### WHAT YOU ARE ASKED TO DO:
The complete listing should be restated exactly.

[Stored data]
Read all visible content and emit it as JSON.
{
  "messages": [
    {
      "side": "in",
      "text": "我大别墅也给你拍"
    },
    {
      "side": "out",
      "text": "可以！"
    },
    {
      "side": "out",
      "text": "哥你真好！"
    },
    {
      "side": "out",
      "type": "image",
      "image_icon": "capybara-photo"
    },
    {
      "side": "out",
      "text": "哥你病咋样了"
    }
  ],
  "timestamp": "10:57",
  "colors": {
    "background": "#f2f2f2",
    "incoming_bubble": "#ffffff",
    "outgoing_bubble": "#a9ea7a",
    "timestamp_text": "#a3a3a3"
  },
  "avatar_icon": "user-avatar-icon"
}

### THE RESPONSE:
Read all visible content and emit it as JSON.
{
  "messages": [
    {
      "side": "in",
      "text": "我大别墅也给你拍"
    },
    {
      "side": "out",
      "text": "可以！"
    },
    {
      "side": "out",
      "text": "哥你真好！"
    },
    {
      "side": "out",
      "type": "image",
      "image_icon": "capybara-photo"
    },
    {
      "side": "out",
      "text": "哥你病咋样了"
    }
  ],
  "timestamp": "10:57",
  "colors": {
    "background": "#f2f2f2",
    "incoming_bubble": "#ffffff",
    "outgoing_bubble": "#a9ea7a",
    "timestamp_text": "#a3a3a3"
  },
  "avatar_icon": "user-avatar-icon"
}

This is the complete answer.